## Provided information:

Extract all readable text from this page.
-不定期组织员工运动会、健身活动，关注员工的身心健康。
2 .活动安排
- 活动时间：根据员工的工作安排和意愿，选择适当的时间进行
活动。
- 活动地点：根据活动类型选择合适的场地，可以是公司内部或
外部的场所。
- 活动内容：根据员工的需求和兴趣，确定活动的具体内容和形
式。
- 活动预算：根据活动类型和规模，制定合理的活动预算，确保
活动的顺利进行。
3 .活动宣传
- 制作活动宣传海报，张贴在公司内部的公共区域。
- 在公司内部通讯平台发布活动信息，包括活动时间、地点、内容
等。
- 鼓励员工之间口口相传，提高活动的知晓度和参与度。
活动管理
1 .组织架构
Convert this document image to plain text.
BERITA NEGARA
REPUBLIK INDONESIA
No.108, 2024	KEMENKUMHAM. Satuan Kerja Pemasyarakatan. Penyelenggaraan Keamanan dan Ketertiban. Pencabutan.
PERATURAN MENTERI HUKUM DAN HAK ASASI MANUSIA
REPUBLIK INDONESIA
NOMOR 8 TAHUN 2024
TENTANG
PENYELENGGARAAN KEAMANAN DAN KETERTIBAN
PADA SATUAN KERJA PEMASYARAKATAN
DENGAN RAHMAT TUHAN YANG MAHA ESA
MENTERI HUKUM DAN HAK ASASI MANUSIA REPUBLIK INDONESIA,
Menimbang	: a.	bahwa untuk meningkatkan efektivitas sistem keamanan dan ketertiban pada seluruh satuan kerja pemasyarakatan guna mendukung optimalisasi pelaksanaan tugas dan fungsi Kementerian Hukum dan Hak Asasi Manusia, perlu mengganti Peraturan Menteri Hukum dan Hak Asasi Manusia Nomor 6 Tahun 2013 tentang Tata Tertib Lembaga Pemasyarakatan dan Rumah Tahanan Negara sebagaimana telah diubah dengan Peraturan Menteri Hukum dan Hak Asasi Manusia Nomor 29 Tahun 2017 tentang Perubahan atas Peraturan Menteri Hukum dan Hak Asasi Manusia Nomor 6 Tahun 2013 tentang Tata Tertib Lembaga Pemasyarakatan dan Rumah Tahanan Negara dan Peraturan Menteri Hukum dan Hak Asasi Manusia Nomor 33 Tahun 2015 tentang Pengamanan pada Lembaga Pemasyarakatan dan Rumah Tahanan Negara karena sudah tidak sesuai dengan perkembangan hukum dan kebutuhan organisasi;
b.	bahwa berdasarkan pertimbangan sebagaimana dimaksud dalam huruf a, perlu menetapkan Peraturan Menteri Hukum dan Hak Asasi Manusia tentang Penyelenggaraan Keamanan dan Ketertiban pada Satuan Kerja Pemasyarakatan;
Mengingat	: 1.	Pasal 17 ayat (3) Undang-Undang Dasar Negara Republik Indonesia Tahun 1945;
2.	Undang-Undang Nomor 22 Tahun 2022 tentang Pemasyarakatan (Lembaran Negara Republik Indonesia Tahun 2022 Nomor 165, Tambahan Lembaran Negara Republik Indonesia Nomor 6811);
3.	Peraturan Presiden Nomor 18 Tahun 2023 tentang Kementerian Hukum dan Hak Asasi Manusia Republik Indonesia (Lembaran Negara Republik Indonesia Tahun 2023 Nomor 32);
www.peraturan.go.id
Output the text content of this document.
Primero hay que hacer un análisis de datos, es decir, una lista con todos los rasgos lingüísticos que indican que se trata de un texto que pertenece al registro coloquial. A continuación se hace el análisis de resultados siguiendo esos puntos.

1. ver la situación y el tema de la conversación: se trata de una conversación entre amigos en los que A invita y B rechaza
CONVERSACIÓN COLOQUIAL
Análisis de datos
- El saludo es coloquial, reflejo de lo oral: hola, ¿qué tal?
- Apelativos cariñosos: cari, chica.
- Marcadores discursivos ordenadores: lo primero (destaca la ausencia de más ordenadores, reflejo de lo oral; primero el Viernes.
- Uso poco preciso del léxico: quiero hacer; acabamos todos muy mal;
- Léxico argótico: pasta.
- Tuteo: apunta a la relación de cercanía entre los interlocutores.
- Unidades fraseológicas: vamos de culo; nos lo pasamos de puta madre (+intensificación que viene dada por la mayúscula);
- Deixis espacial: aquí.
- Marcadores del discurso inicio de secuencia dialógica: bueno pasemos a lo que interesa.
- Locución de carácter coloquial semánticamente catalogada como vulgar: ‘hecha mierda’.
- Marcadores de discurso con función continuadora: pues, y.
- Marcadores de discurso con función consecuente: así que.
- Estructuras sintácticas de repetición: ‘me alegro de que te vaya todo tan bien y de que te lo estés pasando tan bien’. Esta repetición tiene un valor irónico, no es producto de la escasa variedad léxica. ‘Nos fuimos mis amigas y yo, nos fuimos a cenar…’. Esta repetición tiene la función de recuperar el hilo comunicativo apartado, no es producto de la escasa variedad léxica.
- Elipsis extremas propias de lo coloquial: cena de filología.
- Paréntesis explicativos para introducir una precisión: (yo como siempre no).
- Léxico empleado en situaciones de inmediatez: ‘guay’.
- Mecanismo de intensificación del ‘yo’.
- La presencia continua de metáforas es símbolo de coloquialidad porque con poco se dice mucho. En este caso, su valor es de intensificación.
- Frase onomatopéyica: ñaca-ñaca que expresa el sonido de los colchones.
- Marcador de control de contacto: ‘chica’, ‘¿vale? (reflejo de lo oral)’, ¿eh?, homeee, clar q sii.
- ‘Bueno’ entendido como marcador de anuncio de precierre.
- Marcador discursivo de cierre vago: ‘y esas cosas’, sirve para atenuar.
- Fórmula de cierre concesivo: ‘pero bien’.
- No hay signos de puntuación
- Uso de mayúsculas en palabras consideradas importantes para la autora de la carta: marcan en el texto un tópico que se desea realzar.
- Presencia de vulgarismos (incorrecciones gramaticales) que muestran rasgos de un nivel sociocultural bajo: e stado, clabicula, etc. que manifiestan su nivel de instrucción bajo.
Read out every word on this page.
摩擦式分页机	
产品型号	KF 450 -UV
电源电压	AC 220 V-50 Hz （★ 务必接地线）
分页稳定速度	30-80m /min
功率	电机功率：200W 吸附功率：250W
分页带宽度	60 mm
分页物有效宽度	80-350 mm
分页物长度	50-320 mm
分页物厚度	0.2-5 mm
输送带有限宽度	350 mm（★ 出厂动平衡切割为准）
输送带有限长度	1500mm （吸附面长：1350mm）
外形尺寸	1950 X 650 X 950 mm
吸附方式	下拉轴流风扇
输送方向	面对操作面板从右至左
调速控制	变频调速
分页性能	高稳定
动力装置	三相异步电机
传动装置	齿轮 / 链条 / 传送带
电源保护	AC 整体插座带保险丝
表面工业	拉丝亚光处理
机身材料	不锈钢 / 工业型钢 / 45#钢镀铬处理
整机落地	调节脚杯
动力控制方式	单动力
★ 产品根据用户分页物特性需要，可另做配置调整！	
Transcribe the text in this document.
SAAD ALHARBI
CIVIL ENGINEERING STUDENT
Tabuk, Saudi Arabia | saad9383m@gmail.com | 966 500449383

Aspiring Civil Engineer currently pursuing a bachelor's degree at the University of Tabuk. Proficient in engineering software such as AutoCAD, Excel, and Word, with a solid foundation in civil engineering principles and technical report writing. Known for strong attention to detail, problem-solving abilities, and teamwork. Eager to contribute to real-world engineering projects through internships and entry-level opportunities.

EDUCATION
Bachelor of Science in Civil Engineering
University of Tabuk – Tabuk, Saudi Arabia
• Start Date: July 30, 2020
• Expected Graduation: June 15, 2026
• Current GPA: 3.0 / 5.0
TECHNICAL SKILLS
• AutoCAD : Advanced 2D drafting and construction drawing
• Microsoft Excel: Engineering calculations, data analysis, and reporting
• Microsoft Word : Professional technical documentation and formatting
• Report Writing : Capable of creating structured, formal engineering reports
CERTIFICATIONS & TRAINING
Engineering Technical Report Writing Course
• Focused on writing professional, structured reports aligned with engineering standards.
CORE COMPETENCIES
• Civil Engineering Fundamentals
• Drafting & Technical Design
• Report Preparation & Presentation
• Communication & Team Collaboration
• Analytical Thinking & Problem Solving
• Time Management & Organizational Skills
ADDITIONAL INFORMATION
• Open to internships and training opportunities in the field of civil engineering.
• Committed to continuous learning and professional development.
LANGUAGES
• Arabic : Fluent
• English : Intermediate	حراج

## Exercise:
Gather every line from the entries above where the word "entre" appears, and copy them.

## Answer below:
1. ver la situación y el tema de la conversación: se trata de una conversación entre amigos en los que A invita y B rechaza
- Tuteo: apunta a la relación de cercanía entre los interlocutores.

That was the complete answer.